**Your objective**
Each record that follows should be repeated exactly, minus any images.

>> Begin Data in this exercise

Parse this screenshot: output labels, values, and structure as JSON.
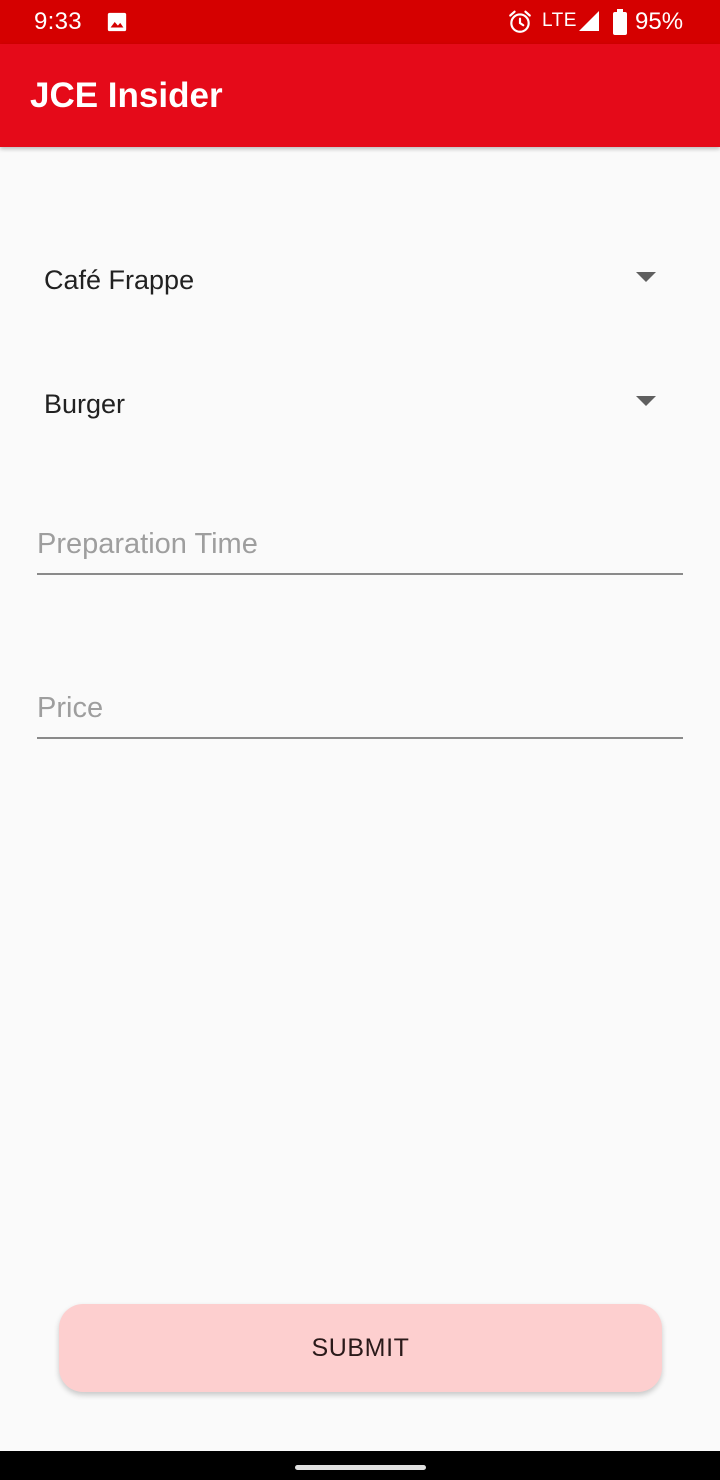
{
  "status_bar": {
    "time": "9:33",
    "network": "LTE",
    "battery": "95%",
    "icons": [
      "image-icon",
      "alarm-icon",
      "signal-icon",
      "battery-icon"
    ],
    "color": "#d50000"
  },
  "app_bar": {
    "title": "JCE Insider",
    "color": "#e50a19"
  },
  "form": {
    "spinner_1": {
      "selected": "Café Frappe",
      "icon": "dropdown-arrow-icon"
    },
    "spinner_2": {
      "selected": "Burger",
      "icon": "dropdown-arrow-icon"
    },
    "preparation_time": {
      "value": "",
      "placeholder": "Preparation Time"
    },
    "price": {
      "value": "",
      "placeholder": "Price"
    },
    "submit_label": "SUBMIT",
    "submit_color": "#fdcfcf"
  }
}
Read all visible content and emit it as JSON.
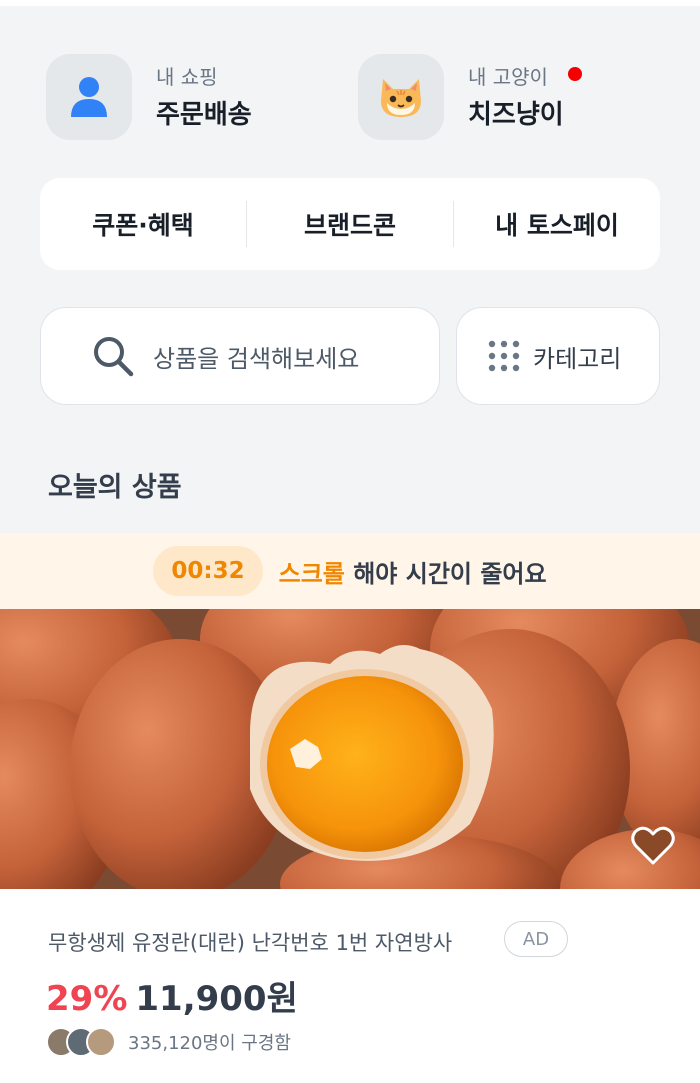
{
  "shortcuts": [
    {
      "label": "내 쇼핑",
      "title": "주문배송",
      "icon": "person-icon"
    },
    {
      "label": "내 고양이",
      "title": "치즈냥이",
      "icon": "cat-avatar-icon",
      "has_notification": true
    }
  ],
  "menu": [
    "쿠폰·혜택",
    "브랜드콘",
    "내 토스페이"
  ],
  "search": {
    "placeholder": "상품을 검색해보세요",
    "icon": "search-icon"
  },
  "category": {
    "label": "카테고리",
    "icon": "grid-dots-icon"
  },
  "section_title": "오늘의 상품",
  "timer": {
    "time": "00:32",
    "highlight": "스크롤",
    "message": " 해야 시간이 줄어요"
  },
  "product": {
    "image": "egg-photo",
    "title": "무항생제 유정란(대란) 난각번호 1번 자연방사",
    "ad_label": "AD",
    "discount": "29%",
    "price": "11,900원",
    "buyers": "335,120명이 구경함",
    "favorite_icon": "heart-icon"
  },
  "colors": {
    "accent": "#f08700",
    "discount": "#f04452",
    "background": "#f2f4f6",
    "brand_blue": "#3182f6"
  }
}
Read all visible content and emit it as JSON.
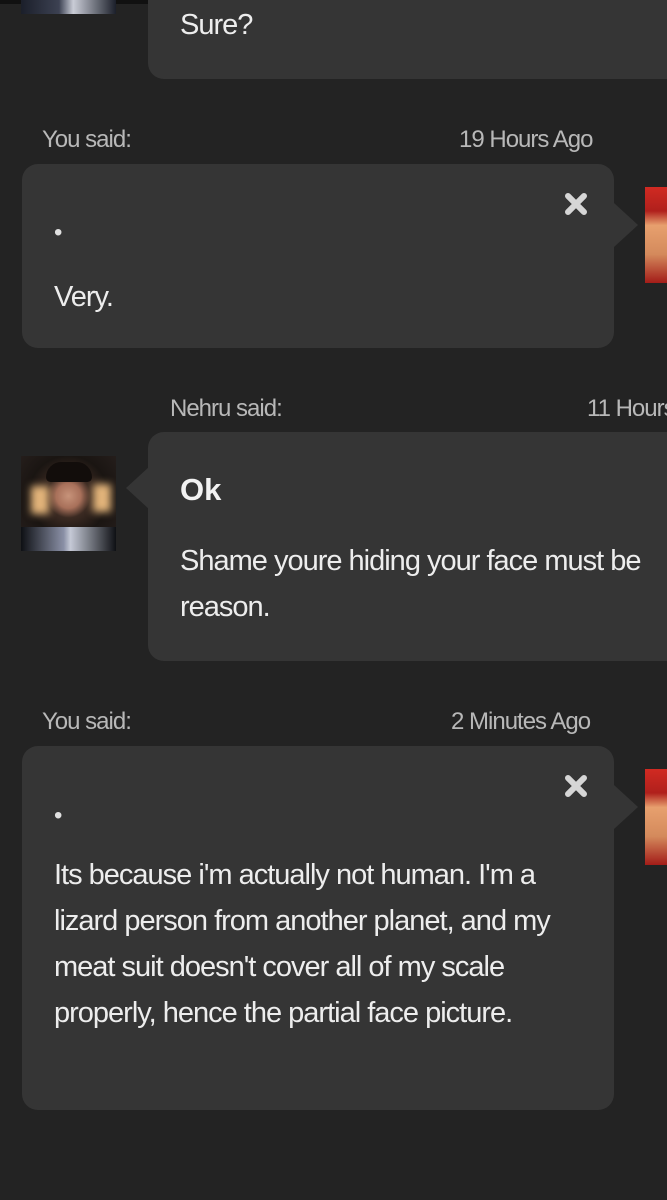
{
  "messages": [
    {
      "id": "m0",
      "body": "Sure?"
    },
    {
      "id": "m1",
      "speaker_label": "You said:",
      "timestamp": "19 Hours Ago",
      "bullet": "•",
      "body": "Very."
    },
    {
      "id": "m2",
      "speaker_label": "Nehru said:",
      "timestamp": "11 Hours",
      "heading": "Ok",
      "body": "Shame youre hiding your face must be reason."
    },
    {
      "id": "m3",
      "speaker_label": "You said:",
      "timestamp": "2 Minutes Ago",
      "bullet": "•",
      "body": "Its because i'm actually not human. I'm a lizard person from another planet, and my meat suit doesn't cover all of my scale properly, hence the partial face picture."
    }
  ],
  "icons": {
    "delete": "close-x-icon"
  },
  "colors": {
    "background": "#232323",
    "bubble": "#353535",
    "meta_text": "#b8b8b8",
    "body_text": "#ededed"
  }
}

>> End Data in this exercise

**Written response**
Parse this screenshot: output labels, values, and structure as JSON.
{
  "status_bar": {
    "time": "9:33",
    "network": "LTE",
    "battery": "95%",
    "icons": [
      "image-icon",
      "alarm-icon",
      "signal-icon",
      "battery-icon"
    ],
    "color": "#d50000"
  },
  "app_bar": {
    "title": "JCE Insider",
    "color": "#e50a19"
  },
  "form": {
    "spinner_1": {
      "selected": "Café Frappe",
      "icon": "dropdown-arrow-icon"
    },
    "spinner_2": {
      "selected": "Burger",
      "icon": "dropdown-arrow-icon"
    },
    "preparation_time": {
      "value": "",
      "placeholder": "Preparation Time"
    },
    "price": {
      "value": "",
      "placeholder": "Price"
    },
    "submit_label": "SUBMIT",
    "submit_color": "#fdcfcf"
  }
}
Read all visible content and emit it as JSON.
{
  "shortcuts": [
    {
      "label": "내 쇼핑",
      "title": "주문배송",
      "icon": "person-icon"
    },
    {
      "label": "내 고양이",
      "title": "치즈냥이",
      "icon": "cat-avatar-icon",
      "has_notification": true
    }
  ],
  "menu": [
    "쿠폰·혜택",
    "브랜드콘",
    "내 토스페이"
  ],
  "search": {
    "placeholder": "상품을 검색해보세요",
    "icon": "search-icon"
  },
  "category": {
    "label": "카테고리",
    "icon": "grid-dots-icon"
  },
  "section_title": "오늘의 상품",
  "timer": {
    "time": "00:32",
    "highlight": "스크롤",
    "message": " 해야 시간이 줄어요"
  },
  "product": {
    "image": "egg-photo",
    "title": "무항생제 유정란(대란) 난각번호 1번 자연방사",
    "ad_label": "AD",
    "discount": "29%",
    "price": "11,900원",
    "buyers": "335,120명이 구경함",
    "favorite_icon": "heart-icon"
  },
  "colors": {
    "accent": "#f08700",
    "discount": "#f04452",
    "background": "#f2f4f6",
    "brand_blue": "#3182f6"
  }
}
Read all visible content and emit it as JSON.
{
  "messages": [
    {
      "id": "m0",
      "body": "Sure?"
    },
    {
      "id": "m1",
      "speaker_label": "You said:",
      "timestamp": "19 Hours Ago",
      "bullet": "•",
      "body": "Very."
    },
    {
      "id": "m2",
      "speaker_label": "Nehru said:",
      "timestamp": "11 Hours",
      "heading": "Ok",
      "body": "Shame youre hiding your face must be reason."
    },
    {
      "id": "m3",
      "speaker_label": "You said:",
      "timestamp": "2 Minutes Ago",
      "bullet": "•",
      "body": "Its because i'm actually not human. I'm a lizard person from another planet, and my meat suit doesn't cover all of my scale properly, hence the partial face picture."
    }
  ],
  "icons": {
    "delete": "close-x-icon"
  },
  "colors": {
    "background": "#232323",
    "bubble": "#353535",
    "meta_text": "#b8b8b8",
    "body_text": "#ededed"
  }
}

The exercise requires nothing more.